§ TASK TO COMPLETE
Write out each line from the data below that includes the word "المنطقة".

─── RAW DATA ───

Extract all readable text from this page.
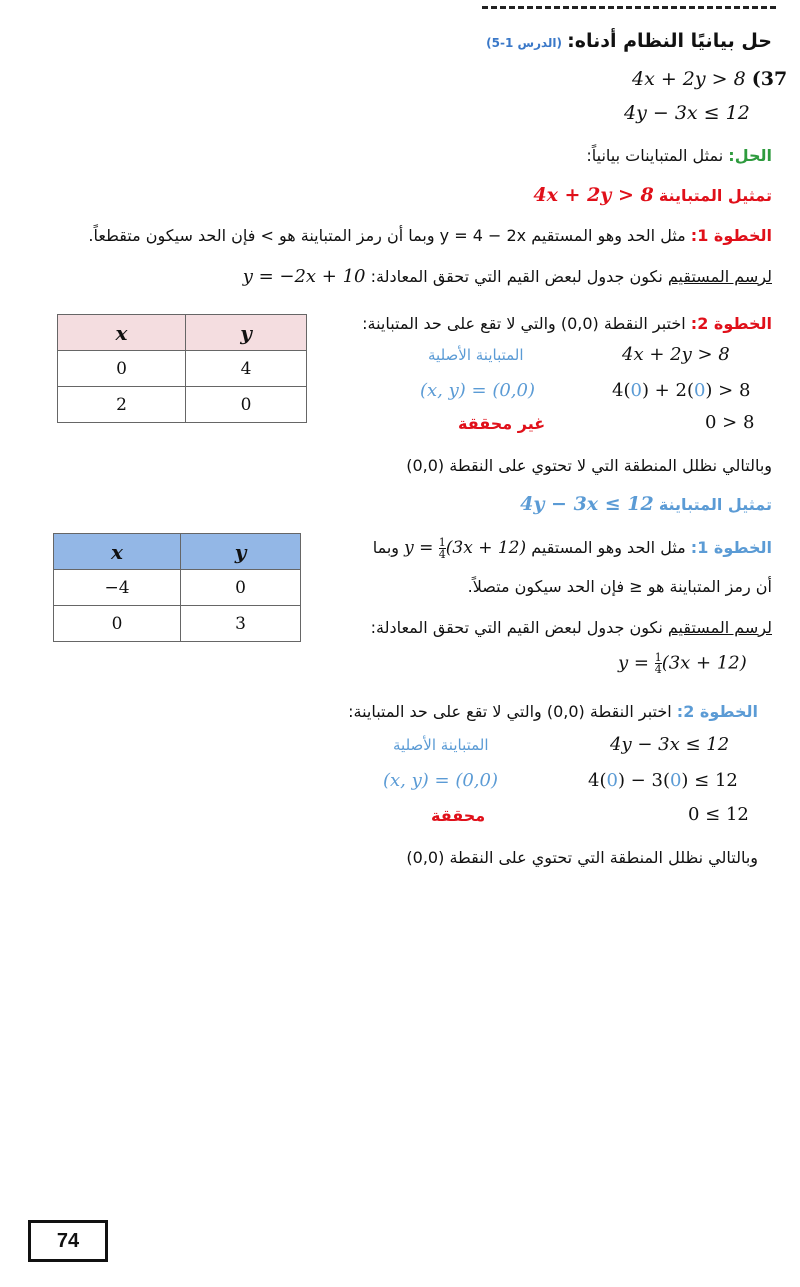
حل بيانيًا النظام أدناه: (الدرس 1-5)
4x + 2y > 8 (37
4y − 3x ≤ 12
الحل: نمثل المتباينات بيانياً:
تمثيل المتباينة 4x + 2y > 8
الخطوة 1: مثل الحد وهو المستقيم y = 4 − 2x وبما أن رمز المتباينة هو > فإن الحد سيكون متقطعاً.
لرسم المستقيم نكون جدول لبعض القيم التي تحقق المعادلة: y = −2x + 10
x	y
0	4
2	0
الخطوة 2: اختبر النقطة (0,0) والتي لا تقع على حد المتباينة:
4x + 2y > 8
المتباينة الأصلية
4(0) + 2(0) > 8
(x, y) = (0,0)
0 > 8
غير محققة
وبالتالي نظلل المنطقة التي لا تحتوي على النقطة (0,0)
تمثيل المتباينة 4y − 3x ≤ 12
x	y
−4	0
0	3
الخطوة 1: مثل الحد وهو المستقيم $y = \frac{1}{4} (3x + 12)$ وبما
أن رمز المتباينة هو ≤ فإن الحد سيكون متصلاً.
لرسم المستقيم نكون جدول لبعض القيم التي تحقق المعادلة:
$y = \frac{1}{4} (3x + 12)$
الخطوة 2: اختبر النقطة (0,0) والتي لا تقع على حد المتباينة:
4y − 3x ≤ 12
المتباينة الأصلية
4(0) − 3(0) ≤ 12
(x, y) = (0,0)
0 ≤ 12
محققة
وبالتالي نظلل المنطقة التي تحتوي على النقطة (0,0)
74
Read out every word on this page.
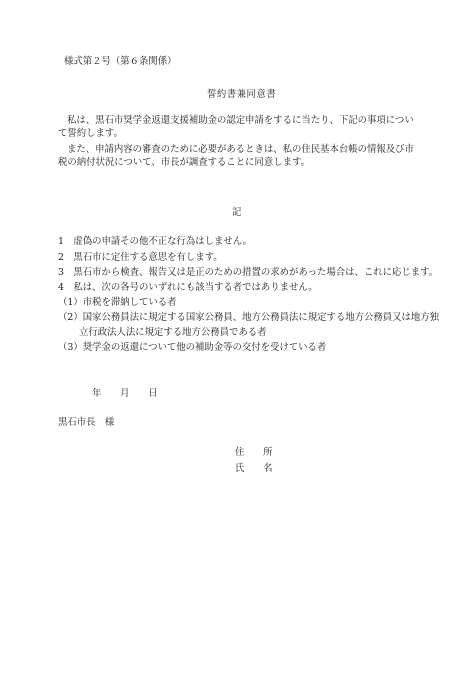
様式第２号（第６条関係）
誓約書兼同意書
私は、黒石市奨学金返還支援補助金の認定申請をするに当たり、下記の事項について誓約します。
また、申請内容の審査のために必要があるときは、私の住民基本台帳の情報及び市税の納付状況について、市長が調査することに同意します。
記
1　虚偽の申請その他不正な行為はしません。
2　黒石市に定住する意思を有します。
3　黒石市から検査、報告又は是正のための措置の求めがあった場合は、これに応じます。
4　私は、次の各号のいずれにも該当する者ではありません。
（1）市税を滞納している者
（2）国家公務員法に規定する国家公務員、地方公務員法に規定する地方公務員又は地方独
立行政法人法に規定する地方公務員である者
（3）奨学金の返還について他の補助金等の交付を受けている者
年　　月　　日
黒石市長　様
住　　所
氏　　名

───

§ EXERCISE OUTPUT
وبالتالي نظلل المنطقة التي لا تحتوي على النقطة (0,0)
وبالتالي نظلل المنطقة التي تحتوي على النقطة (0,0)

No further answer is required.